Part of a data file
────────────────
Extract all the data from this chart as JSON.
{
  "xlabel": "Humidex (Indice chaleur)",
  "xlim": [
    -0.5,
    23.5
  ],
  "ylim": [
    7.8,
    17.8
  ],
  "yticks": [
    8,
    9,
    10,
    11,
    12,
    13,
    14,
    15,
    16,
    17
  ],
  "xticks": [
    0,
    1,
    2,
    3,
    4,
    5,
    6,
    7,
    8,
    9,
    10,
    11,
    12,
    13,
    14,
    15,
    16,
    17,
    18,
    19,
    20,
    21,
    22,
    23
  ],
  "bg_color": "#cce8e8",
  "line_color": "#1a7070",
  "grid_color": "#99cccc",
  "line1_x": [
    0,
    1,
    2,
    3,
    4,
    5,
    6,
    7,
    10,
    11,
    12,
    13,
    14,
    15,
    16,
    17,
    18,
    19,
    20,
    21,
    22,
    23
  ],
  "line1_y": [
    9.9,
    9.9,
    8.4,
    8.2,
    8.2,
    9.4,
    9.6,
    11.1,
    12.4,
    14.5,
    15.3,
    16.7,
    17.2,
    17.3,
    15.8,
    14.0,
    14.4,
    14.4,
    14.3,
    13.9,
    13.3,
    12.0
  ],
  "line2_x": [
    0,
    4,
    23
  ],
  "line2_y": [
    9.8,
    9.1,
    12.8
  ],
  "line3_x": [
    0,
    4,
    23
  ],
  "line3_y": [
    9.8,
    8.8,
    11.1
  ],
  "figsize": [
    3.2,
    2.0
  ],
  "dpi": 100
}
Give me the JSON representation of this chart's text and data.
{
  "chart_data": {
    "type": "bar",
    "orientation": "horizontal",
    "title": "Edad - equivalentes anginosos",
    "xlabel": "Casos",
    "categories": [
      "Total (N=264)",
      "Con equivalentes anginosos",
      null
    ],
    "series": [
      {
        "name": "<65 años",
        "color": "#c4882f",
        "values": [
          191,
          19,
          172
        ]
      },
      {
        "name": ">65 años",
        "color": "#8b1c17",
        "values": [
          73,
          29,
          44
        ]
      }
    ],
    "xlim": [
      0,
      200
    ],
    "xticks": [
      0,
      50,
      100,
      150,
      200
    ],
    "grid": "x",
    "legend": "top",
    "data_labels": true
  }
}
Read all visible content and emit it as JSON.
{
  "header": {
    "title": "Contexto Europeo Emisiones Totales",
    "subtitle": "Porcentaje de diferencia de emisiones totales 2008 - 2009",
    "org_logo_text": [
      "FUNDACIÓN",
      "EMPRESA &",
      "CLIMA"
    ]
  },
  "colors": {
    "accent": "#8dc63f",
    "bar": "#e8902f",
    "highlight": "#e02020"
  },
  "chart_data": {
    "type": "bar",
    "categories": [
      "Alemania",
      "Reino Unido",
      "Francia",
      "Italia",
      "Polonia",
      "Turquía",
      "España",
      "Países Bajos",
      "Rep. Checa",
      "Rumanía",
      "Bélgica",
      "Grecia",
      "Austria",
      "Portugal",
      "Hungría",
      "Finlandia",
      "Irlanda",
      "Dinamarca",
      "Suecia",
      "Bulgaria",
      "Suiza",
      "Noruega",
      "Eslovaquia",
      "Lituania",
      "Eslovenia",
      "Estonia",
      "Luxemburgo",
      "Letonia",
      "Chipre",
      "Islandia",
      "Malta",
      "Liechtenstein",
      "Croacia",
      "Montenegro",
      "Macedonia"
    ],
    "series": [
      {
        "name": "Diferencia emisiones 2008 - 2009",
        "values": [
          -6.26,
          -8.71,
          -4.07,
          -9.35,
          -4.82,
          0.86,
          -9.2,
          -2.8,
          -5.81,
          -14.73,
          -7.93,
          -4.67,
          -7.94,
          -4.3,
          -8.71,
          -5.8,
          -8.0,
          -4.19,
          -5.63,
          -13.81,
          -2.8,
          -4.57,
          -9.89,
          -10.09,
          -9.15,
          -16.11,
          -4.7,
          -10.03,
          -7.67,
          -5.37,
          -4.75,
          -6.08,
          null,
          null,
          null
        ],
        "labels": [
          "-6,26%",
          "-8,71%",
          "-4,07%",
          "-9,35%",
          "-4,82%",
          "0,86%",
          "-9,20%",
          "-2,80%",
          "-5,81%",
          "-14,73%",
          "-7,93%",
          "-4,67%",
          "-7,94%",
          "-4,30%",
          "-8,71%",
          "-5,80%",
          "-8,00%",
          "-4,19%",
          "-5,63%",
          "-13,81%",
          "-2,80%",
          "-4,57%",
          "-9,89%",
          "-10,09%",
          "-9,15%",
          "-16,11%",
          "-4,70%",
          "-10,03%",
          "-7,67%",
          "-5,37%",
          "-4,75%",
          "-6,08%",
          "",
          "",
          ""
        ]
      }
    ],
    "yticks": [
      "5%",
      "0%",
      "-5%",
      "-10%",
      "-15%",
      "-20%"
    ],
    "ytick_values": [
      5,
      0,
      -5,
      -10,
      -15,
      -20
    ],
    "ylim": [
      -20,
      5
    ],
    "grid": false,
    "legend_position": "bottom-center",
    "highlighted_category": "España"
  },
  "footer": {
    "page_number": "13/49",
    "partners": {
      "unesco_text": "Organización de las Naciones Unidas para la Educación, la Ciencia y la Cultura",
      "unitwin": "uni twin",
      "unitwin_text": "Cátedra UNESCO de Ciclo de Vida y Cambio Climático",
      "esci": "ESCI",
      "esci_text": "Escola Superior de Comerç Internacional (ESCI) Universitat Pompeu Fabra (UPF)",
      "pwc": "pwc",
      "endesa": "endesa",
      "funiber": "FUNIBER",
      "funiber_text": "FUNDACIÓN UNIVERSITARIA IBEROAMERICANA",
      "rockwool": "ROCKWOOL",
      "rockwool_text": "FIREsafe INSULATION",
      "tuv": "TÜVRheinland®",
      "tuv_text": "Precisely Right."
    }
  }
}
────────────────
(WHAT THE TASK ASKS):
Your task is to retype all of the records exactly.

(PROBLEM SOLUTION):
Extract all the data from this chart as JSON.
{
  "xlabel": "Humidex (Indice chaleur)",
  "xlim": [
    -0.5,
    23.5
  ],
  "ylim": [
    7.8,
    17.8
  ],
  "yticks": [
    8,
    9,
    10,
    11,
    12,
    13,
    14,
    15,
    16,
    17
  ],
  "xticks": [
    0,
    1,
    2,
    3,
    4,
    5,
    6,
    7,
    8,
    9,
    10,
    11,
    12,
    13,
    14,
    15,
    16,
    17,
    18,
    19,
    20,
    21,
    22,
    23
  ],
  "bg_color": "#cce8e8",
  "line_color": "#1a7070",
  "grid_color": "#99cccc",
  "line1_x": [
    0,
    1,
    2,
    3,
    4,
    5,
    6,
    7,
    10,
    11,
    12,
    13,
    14,
    15,
    16,
    17,
    18,
    19,
    20,
    21,
    22,
    23
  ],
  "line1_y": [
    9.9,
    9.9,
    8.4,
    8.2,
    8.2,
    9.4,
    9.6,
    11.1,
    12.4,
    14.5,
    15.3,
    16.7,
    17.2,
    17.3,
    15.8,
    14.0,
    14.4,
    14.4,
    14.3,
    13.9,
    13.3,
    12.0
  ],
  "line2_x": [
    0,
    4,
    23
  ],
  "line2_y": [
    9.8,
    9.1,
    12.8
  ],
  "line3_x": [
    0,
    4,
    23
  ],
  "line3_y": [
    9.8,
    8.8,
    11.1
  ],
  "figsize": [
    3.2,
    2.0
  ],
  "dpi": 100
}
Give me the JSON representation of this chart's text and data.
{
  "chart_data": {
    "type": "bar",
    "orientation": "horizontal",
    "title": "Edad - equivalentes anginosos",
    "xlabel": "Casos",
    "categories": [
      "Total (N=264)",
      "Con equivalentes anginosos",
      null
    ],
    "series": [
      {
        "name": "<65 años",
        "color": "#c4882f",
        "values": [
          191,
          19,
          172
        ]
      },
      {
        "name": ">65 años",
        "color": "#8b1c17",
        "values": [
          73,
          29,
          44
        ]
      }
    ],
    "xlim": [
      0,
      200
    ],
    "xticks": [
      0,
      50,
      100,
      150,
      200
    ],
    "grid": "x",
    "legend": "top",
    "data_labels": true
  }
}
Read all visible content and emit it as JSON.
{
  "header": {
    "title": "Contexto Europeo Emisiones Totales",
    "subtitle": "Porcentaje de diferencia de emisiones totales 2008 - 2009",
    "org_logo_text": [
      "FUNDACIÓN",
      "EMPRESA &",
      "CLIMA"
    ]
  },
  "colors": {
    "accent": "#8dc63f",
    "bar": "#e8902f",
    "highlight": "#e02020"
  },
  "chart_data": {
    "type": "bar",
    "categories": [
      "Alemania",
      "Reino Unido",
      "Francia",
      "Italia",
      "Polonia",
      "Turquía",
      "España",
      "Países Bajos",
      "Rep. Checa",
      "Rumanía",
      "Bélgica",
      "Grecia",
      "Austria",
      "Portugal",
      "Hungría",
      "Finlandia",
      "Irlanda",
      "Dinamarca",
      "Suecia",
      "Bulgaria",
      "Suiza",
      "Noruega",
      "Eslovaquia",
      "Lituania",
      "Eslovenia",
      "Estonia",
      "Luxemburgo",
      "Letonia",
      "Chipre",
      "Islandia",
      "Malta",
      "Liechtenstein",
      "Croacia",
      "Montenegro",
      "Macedonia"
    ],
    "series": [
      {
        "name": "Diferencia emisiones 2008 - 2009",
        "values": [
          -6.26,
          -8.71,
          -4.07,
          -9.35,
          -4.82,
          0.86,
          -9.2,
          -2.8,
          -5.81,
          -14.73,
          -7.93,
          -4.67,
          -7.94,
          -4.3,
          -8.71,
          -5.8,
          -8.0,
          -4.19,
          -5.63,
          -13.81,
          -2.8,
          -4.57,
          -9.89,
          -10.09,
          -9.15,
          -16.11,
          -4.7,
          -10.03,
          -7.67,
          -5.37,
          -4.75,
          -6.08,
          null,
          null,
          null
        ],
        "labels": [
          "-6,26%",
          "-8,71%",
          "-4,07%",
          "-9,35%",
          "-4,82%",
          "0,86%",
          "-9,20%",
          "-2,80%",
          "-5,81%",
          "-14,73%",
          "-7,93%",
          "-4,67%",
          "-7,94%",
          "-4,30%",
          "-8,71%",
          "-5,80%",
          "-8,00%",
          "-4,19%",
          "-5,63%",
          "-13,81%",
          "-2,80%",
          "-4,57%",
          "-9,89%",
          "-10,09%",
          "-9,15%",
          "-16,11%",
          "-4,70%",
          "-10,03%",
          "-7,67%",
          "-5,37%",
          "-4,75%",
          "-6,08%",
          "",
          "",
          ""
        ]
      }
    ],
    "yticks": [
      "5%",
      "0%",
      "-5%",
      "-10%",
      "-15%",
      "-20%"
    ],
    "ytick_values": [
      5,
      0,
      -5,
      -10,
      -15,
      -20
    ],
    "ylim": [
      -20,
      5
    ],
    "grid": false,
    "legend_position": "bottom-center",
    "highlighted_category": "España"
  },
  "footer": {
    "page_number": "13/49",
    "partners": {
      "unesco_text": "Organización de las Naciones Unidas para la Educación, la Ciencia y la Cultura",
      "unitwin": "uni twin",
      "unitwin_text": "Cátedra UNESCO de Ciclo de Vida y Cambio Climático",
      "esci": "ESCI",
      "esci_text": "Escola Superior de Comerç Internacional (ESCI) Universitat Pompeu Fabra (UPF)",
      "pwc": "pwc",
      "endesa": "endesa",
      "funiber": "FUNIBER",
      "funiber_text": "FUNDACIÓN UNIVERSITARIA IBEROAMERICANA",
      "rockwool": "ROCKWOOL",
      "rockwool_text": "FIREsafe INSULATION",
      "tuv": "TÜVRheinland®",
      "tuv_text": "Precisely Right."
    }
  }
}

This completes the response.